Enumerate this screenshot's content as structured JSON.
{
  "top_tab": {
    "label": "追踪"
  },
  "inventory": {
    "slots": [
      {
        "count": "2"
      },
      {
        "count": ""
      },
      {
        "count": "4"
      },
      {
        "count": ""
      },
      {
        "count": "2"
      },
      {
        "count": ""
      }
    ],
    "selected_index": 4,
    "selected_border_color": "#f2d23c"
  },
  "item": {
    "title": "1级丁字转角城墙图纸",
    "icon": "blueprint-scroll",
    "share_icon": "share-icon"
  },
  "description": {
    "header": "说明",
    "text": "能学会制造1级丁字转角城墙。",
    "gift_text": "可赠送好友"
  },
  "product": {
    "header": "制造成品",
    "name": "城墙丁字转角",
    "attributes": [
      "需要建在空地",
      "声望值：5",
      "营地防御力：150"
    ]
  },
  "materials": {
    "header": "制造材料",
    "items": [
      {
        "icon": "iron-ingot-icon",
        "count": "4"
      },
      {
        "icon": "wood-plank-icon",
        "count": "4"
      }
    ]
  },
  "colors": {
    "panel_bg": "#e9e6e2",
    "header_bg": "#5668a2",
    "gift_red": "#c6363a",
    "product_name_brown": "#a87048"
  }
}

※ ※ ※

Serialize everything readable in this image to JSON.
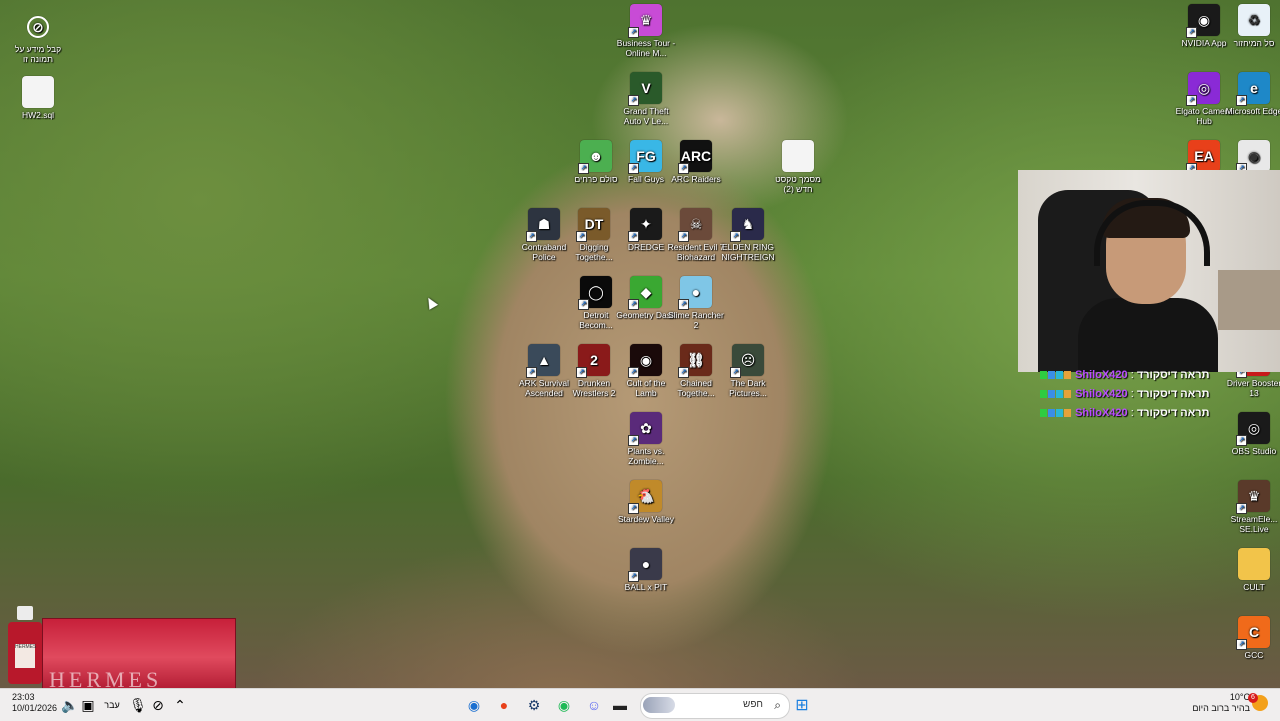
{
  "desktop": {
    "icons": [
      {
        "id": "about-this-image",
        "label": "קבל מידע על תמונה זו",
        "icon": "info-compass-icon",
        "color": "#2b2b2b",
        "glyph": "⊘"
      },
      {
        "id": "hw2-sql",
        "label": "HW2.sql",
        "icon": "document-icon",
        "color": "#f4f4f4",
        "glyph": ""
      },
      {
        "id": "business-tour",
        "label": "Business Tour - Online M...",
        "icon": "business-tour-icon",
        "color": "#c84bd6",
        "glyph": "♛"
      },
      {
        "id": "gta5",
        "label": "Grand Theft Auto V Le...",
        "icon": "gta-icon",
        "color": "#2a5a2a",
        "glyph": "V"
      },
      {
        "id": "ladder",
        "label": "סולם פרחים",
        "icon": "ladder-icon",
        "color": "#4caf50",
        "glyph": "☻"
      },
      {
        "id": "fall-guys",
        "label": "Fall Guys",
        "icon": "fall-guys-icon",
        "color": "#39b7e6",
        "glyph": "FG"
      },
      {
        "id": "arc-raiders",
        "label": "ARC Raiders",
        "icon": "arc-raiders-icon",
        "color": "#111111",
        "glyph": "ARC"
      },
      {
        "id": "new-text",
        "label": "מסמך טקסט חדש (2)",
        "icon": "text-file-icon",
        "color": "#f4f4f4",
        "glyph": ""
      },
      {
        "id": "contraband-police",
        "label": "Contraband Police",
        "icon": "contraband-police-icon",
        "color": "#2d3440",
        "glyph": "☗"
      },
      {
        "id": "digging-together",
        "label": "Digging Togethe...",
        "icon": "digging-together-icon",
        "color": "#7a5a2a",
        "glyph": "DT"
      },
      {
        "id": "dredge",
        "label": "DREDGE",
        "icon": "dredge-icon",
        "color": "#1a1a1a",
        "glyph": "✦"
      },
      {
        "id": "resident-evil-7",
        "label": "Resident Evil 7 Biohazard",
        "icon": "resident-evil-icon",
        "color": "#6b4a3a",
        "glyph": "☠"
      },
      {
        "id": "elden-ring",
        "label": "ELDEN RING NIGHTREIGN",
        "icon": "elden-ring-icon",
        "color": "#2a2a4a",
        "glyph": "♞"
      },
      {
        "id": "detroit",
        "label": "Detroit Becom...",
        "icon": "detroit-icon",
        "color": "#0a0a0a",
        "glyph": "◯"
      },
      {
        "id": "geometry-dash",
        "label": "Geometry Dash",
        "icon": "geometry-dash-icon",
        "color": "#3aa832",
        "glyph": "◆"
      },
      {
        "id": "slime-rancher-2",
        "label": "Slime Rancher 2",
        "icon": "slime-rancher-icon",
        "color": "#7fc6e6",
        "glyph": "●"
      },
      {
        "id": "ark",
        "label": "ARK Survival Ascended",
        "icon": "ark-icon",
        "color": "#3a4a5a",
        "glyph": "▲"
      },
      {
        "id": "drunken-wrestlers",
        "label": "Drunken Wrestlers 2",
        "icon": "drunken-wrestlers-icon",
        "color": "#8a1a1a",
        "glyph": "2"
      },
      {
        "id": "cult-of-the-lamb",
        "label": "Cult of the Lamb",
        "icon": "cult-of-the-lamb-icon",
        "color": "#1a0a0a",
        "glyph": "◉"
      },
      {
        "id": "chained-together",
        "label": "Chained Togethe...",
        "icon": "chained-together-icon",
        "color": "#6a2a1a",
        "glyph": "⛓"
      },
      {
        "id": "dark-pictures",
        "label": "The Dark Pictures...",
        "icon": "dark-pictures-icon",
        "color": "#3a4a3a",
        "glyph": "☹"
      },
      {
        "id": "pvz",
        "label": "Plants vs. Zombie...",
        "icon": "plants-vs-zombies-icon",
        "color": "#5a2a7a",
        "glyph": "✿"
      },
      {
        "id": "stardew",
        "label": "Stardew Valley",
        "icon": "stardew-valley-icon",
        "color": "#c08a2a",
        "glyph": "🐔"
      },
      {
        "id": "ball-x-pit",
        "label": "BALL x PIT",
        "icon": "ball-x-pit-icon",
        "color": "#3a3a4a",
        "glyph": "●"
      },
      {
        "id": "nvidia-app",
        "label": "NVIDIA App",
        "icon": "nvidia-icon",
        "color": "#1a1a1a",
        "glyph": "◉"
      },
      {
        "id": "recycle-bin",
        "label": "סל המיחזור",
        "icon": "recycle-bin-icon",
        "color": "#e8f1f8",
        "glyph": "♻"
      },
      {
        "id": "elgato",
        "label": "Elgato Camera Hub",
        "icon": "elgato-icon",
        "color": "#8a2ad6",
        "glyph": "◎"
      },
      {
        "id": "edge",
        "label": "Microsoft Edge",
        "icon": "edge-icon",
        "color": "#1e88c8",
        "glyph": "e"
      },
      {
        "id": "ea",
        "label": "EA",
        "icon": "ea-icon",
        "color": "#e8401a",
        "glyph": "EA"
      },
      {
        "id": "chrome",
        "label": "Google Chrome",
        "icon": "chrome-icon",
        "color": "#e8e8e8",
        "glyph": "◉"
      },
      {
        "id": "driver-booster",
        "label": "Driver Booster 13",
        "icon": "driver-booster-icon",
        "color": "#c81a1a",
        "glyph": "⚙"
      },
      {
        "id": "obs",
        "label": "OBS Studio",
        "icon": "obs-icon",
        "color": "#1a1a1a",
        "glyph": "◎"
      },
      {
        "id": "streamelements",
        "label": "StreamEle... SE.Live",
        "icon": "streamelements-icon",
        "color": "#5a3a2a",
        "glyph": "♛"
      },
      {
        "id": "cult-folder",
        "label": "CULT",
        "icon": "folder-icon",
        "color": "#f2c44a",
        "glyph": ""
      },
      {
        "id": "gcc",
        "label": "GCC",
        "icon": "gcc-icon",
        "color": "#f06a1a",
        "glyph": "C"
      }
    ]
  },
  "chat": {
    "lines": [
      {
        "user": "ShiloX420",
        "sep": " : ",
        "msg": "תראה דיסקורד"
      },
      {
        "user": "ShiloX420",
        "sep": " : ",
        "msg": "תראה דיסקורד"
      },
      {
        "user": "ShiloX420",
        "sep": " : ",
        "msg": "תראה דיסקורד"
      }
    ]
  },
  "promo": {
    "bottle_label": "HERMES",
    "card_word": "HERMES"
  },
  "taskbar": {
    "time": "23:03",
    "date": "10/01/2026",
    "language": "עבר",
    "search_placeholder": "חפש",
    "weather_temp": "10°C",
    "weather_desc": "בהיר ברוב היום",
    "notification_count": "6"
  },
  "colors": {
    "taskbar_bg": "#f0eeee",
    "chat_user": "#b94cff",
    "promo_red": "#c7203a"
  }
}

※ ※ ※

◆ TASK BRIEF
Display every line of the listing that contains the string "this".

◆ IN RESPONSE
Enumerate this screenshot's content as structured JSON.
Serialize everything readable in this image to JSON.
        "id": "about-this-image",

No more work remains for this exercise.